** INSTRUCTIONS FOR THE TASK **
Convert every line of the items below into a JSON list of strings, with one string per line and blank lines omitted.

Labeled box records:
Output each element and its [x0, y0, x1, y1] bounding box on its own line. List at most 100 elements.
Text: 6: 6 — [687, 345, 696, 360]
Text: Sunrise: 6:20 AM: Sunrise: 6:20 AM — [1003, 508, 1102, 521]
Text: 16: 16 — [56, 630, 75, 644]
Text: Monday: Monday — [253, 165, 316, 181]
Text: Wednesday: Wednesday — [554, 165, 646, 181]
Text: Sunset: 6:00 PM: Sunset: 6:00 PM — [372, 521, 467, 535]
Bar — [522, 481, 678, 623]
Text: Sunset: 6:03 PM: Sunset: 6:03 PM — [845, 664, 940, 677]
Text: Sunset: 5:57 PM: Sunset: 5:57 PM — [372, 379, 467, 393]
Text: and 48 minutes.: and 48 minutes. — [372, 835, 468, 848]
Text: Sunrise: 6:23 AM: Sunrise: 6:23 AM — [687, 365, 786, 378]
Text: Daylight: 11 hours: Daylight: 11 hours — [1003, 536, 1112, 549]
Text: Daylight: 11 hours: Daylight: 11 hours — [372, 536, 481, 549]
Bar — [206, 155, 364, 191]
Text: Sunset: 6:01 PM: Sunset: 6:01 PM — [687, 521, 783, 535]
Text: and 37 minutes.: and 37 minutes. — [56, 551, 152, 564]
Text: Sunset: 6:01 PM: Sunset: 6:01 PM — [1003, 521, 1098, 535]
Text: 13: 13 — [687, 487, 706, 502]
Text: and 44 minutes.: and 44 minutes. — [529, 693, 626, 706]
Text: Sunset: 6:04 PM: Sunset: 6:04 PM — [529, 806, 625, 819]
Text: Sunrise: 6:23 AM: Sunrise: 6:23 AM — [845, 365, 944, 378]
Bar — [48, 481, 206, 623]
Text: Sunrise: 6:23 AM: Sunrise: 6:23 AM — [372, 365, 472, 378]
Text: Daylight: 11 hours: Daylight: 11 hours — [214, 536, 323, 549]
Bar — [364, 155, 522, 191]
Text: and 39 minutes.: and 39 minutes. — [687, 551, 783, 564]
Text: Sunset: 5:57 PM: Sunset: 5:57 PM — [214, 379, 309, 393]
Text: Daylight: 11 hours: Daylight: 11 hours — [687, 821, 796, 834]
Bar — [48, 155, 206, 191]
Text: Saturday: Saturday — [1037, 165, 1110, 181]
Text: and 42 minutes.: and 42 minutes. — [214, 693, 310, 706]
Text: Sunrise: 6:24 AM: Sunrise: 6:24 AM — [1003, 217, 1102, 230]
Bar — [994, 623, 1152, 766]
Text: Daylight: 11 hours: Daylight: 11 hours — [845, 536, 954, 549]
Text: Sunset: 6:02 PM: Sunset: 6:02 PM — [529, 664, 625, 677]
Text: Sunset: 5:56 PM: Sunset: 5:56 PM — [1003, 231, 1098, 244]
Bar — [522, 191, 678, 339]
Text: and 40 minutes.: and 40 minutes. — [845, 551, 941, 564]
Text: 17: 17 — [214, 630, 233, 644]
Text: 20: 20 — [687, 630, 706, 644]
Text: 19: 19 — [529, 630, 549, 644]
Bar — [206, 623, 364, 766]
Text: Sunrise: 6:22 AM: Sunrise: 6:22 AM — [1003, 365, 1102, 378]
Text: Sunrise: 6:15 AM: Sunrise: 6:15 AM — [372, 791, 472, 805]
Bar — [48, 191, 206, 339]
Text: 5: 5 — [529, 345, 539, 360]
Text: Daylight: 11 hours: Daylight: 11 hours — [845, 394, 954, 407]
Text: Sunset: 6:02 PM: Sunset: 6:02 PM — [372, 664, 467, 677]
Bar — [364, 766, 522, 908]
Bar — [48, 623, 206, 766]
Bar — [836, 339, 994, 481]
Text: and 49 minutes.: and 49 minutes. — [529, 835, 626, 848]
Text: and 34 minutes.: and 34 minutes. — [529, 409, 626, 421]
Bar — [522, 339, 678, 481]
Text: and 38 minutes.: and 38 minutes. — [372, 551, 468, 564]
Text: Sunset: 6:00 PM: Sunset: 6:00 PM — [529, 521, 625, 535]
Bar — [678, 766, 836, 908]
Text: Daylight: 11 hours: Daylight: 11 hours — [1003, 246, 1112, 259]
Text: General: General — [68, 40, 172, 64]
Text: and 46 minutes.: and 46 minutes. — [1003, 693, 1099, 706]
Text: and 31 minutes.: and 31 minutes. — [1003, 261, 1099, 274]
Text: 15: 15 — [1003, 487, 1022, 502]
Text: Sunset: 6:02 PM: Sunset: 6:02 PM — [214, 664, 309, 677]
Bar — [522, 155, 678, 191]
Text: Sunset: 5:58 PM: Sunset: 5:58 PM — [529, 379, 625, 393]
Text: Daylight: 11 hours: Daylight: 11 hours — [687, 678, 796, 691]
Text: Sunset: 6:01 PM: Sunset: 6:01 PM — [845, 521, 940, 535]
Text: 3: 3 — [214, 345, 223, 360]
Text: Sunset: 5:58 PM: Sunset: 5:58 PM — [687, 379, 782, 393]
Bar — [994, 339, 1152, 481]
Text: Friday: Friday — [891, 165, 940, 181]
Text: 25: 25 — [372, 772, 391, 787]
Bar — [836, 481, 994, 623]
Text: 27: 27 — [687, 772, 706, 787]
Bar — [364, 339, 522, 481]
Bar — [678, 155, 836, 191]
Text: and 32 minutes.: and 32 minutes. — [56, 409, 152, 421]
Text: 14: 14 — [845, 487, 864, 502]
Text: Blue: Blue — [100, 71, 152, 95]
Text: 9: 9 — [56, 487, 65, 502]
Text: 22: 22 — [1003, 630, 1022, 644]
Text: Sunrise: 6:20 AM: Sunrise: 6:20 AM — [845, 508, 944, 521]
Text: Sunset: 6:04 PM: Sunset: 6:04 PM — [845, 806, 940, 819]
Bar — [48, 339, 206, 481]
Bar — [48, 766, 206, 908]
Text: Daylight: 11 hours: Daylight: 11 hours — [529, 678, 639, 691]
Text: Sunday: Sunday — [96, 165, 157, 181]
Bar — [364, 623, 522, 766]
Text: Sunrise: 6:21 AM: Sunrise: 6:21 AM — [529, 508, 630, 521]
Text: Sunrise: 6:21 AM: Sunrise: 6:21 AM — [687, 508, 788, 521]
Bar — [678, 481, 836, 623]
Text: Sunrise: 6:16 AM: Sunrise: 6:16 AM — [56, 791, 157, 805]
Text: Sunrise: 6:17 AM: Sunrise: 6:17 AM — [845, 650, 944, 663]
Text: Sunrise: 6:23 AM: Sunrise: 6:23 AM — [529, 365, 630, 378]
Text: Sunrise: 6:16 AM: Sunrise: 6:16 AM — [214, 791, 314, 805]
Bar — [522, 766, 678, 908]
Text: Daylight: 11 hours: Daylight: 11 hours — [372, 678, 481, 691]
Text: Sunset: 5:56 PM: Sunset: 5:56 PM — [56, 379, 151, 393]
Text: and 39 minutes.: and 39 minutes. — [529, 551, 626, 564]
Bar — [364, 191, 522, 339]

** RESULT OF THIS TASK **
[
  "Output each element and its [x0, y0, x1, y1] bounding box on its own line. List at most 100 elements.",
  "Text: 6: 6 — [687, 345, 696, 360]",
  "Text: Sunrise: 6:20 AM: Sunrise: 6:20 AM — [1003, 508, 1102, 521]",
  "Text: 16: 16 — [56, 630, 75, 644]",
  "Text: Monday: Monday — [253, 165, 316, 181]",
  "Text: Wednesday: Wednesday — [554, 165, 646, 181]",
  "Text: Sunset: 6:00 PM: Sunset: 6:00 PM — [372, 521, 467, 535]",
  "Bar — [522, 481, 678, 623]",
  "Text: Sunset: 6:03 PM: Sunset: 6:03 PM — [845, 664, 940, 677]",
  "Text: Sunset: 5:57 PM: Sunset: 5:57 PM — [372, 379, 467, 393]",
  "Text: and 48 minutes.: and 48 minutes. — [372, 835, 468, 848]",
  "Text: Sunrise: 6:23 AM: Sunrise: 6:23 AM — [687, 365, 786, 378]",
  "Text: Daylight: 11 hours: Daylight: 11 hours — [1003, 536, 1112, 549]",
  "Text: Daylight: 11 hours: Daylight: 11 hours — [372, 536, 481, 549]",
  "Bar — [206, 155, 364, 191]",
  "Text: Sunset: 6:01 PM: Sunset: 6:01 PM — [687, 521, 783, 535]",
  "Text: and 37 minutes.: and 37 minutes. — [56, 551, 152, 564]",
  "Text: Sunset: 6:01 PM: Sunset: 6:01 PM — [1003, 521, 1098, 535]",
  "Text: 13: 13 — [687, 487, 706, 502]",
  "Text: and 44 minutes.: and 44 minutes. — [529, 693, 626, 706]",
  "Text: Sunset: 6:04 PM: Sunset: 6:04 PM — [529, 806, 625, 819]",
  "Text: Sunrise: 6:23 AM: Sunrise: 6:23 AM — [845, 365, 944, 378]",
  "Bar — [48, 481, 206, 623]",
  "Text: Sunrise: 6:23 AM: Sunrise: 6:23 AM — [372, 365, 472, 378]",
  "Text: Daylight: 11 hours: Daylight: 11 hours — [214, 536, 323, 549]",
  "Bar — [364, 155, 522, 191]",
  "Text: and 39 minutes.: and 39 minutes. — [687, 551, 783, 564]",
  "Text: Sunset: 5:57 PM: Sunset: 5:57 PM — [214, 379, 309, 393]",
  "Text: Daylight: 11 hours: Daylight: 11 hours — [687, 821, 796, 834]",
  "Bar — [48, 155, 206, 191]",
  "Text: Saturday: Saturday — [1037, 165, 1110, 181]",
  "Text: and 42 minutes.: and 42 minutes. — [214, 693, 310, 706]",
  "Text: Sunrise: 6:24 AM: Sunrise: 6:24 AM — [1003, 217, 1102, 230]",
  "Bar — [994, 623, 1152, 766]",
  "Text: Daylight: 11 hours: Daylight: 11 hours — [845, 536, 954, 549]",
  "Text: Sunset: 6:02 PM: Sunset: 6:02 PM — [529, 664, 625, 677]",
  "Text: Sunset: 5:56 PM: Sunset: 5:56 PM — [1003, 231, 1098, 244]",
  "Bar — [522, 191, 678, 339]",
  "Text: and 40 minutes.: and 40 minutes. — [845, 551, 941, 564]",
  "Text: 17: 17 — [214, 630, 233, 644]",
  "Text: 20: 20 — [687, 630, 706, 644]",
  "Text: 19: 19 — [529, 630, 549, 644]",
  "Bar — [206, 623, 364, 766]",
  "Text: Sunrise: 6:22 AM: Sunrise: 6:22 AM — [1003, 365, 1102, 378]",
  "Text: Sunrise: 6:15 AM: Sunrise: 6:15 AM — [372, 791, 472, 805]",
  "Bar — [48, 191, 206, 339]",
  "Text: 5: 5 — [529, 345, 539, 360]",
  "Text: Daylight: 11 hours: Daylight: 11 hours — [845, 394, 954, 407]",
  "Text: Sunset: 6:02 PM: Sunset: 6:02 PM — [372, 664, 467, 677]",
  "Bar — [364, 766, 522, 908]",
  "Bar — [48, 623, 206, 766]",
  "Bar — [836, 339, 994, 481]",
  "Text: and 49 minutes.: and 49 minutes. — [529, 835, 626, 848]",
  "Text: and 34 minutes.: and 34 minutes. — [529, 409, 626, 421]",
  "Bar — [522, 339, 678, 481]",
  "Text: and 38 minutes.: and 38 minutes. — [372, 551, 468, 564]",
  "Text: Sunset: 6:00 PM: Sunset: 6:00 PM — [529, 521, 625, 535]",
  "Bar — [678, 766, 836, 908]",
  "Text: Daylight: 11 hours: Daylight: 11 hours — [1003, 246, 1112, 259]",
  "Text: General: General — [68, 40, 172, 64]",
  "Text: and 46 minutes.: and 46 minutes. — [1003, 693, 1099, 706]",
  "Text: and 31 minutes.: and 31 minutes. — [1003, 261, 1099, 274]",
  "Text: 15: 15 — [1003, 487, 1022, 502]",
  "Text: Sunset: 6:02 PM: Sunset: 6:02 PM — [214, 664, 309, 677]",
  "Bar — [522, 155, 678, 191]",
  "Text: Sunset: 5:58 PM: Sunset: 5:58 PM — [529, 379, 625, 393]",
  "Text: Daylight: 11 hours: Daylight: 11 hours — [687, 678, 796, 691]",
  "Text: Sunset: 6:01 PM: Sunset: 6:01 PM — [845, 521, 940, 535]",
  "Text: 3: 3 — [214, 345, 223, 360]",
  "Text: Sunset: 5:58 PM: Sunset: 5:58 PM — [687, 379, 782, 393]",
  "Bar — [994, 339, 1152, 481]",
  "Text: Friday: Friday — [891, 165, 940, 181]",
  "Text: 25: 25 — [372, 772, 391, 787]",
  "Bar — [836, 481, 994, 623]",
  "Text: 27: 27 — [687, 772, 706, 787]",
  "Bar — [364, 339, 522, 481]",
  "Bar — [678, 155, 836, 191]",
  "Text: and 32 minutes.: and 32 minutes. — [56, 409, 152, 421]",
  "Text: 14: 14 — [845, 487, 864, 502]",
  "Text: Blue: Blue — [100, 71, 152, 95]",
  "Text: 9: 9 — [56, 487, 65, 502]",
  "Text: 22: 22 — [1003, 630, 1022, 644]",
  "Text: Sunrise: 6:20 AM: Sunrise: 6:20 AM — [845, 508, 944, 521]",
  "Text: Sunset: 6:04 PM: Sunset: 6:04 PM — [845, 806, 940, 819]",
  "Bar — [48, 339, 206, 481]",
  "Bar — [48, 766, 206, 908]",
  "Text: Daylight: 11 hours: Daylight: 11 hours — [529, 678, 639, 691]",
  "Text: Sunday: Sunday — [96, 165, 157, 181]",
  "Bar — [364, 623, 522, 766]",
  "Text: Sunrise: 6:21 AM: Sunrise: 6:21 AM — [529, 508, 630, 521]",
  "Text: Sunrise: 6:21 AM: Sunrise: 6:21 AM — [687, 508, 788, 521]",
  "Bar — [678, 481, 836, 623]",
  "Text: Sunrise: 6:16 AM: Sunrise: 6:16 AM — [56, 791, 157, 805]",
  "Text: Sunrise: 6:17 AM: Sunrise: 6:17 AM — [845, 650, 944, 663]",
  "Text: Sunrise: 6:23 AM: Sunrise: 6:23 AM — [529, 365, 630, 378]",
  "Text: Sunrise: 6:16 AM: Sunrise: 6:16 AM — [214, 791, 314, 805]",
  "Bar — [522, 766, 678, 908]",
  "Text: Daylight: 11 hours: Daylight: 11 hours — [372, 678, 481, 691]",
  "Text: Sunset: 5:56 PM: Sunset: 5:56 PM — [56, 379, 151, 393]",
  "Text: and 39 minutes.: and 39 minutes. — [529, 551, 626, 564]",
  "Bar — [364, 191, 522, 339]"
]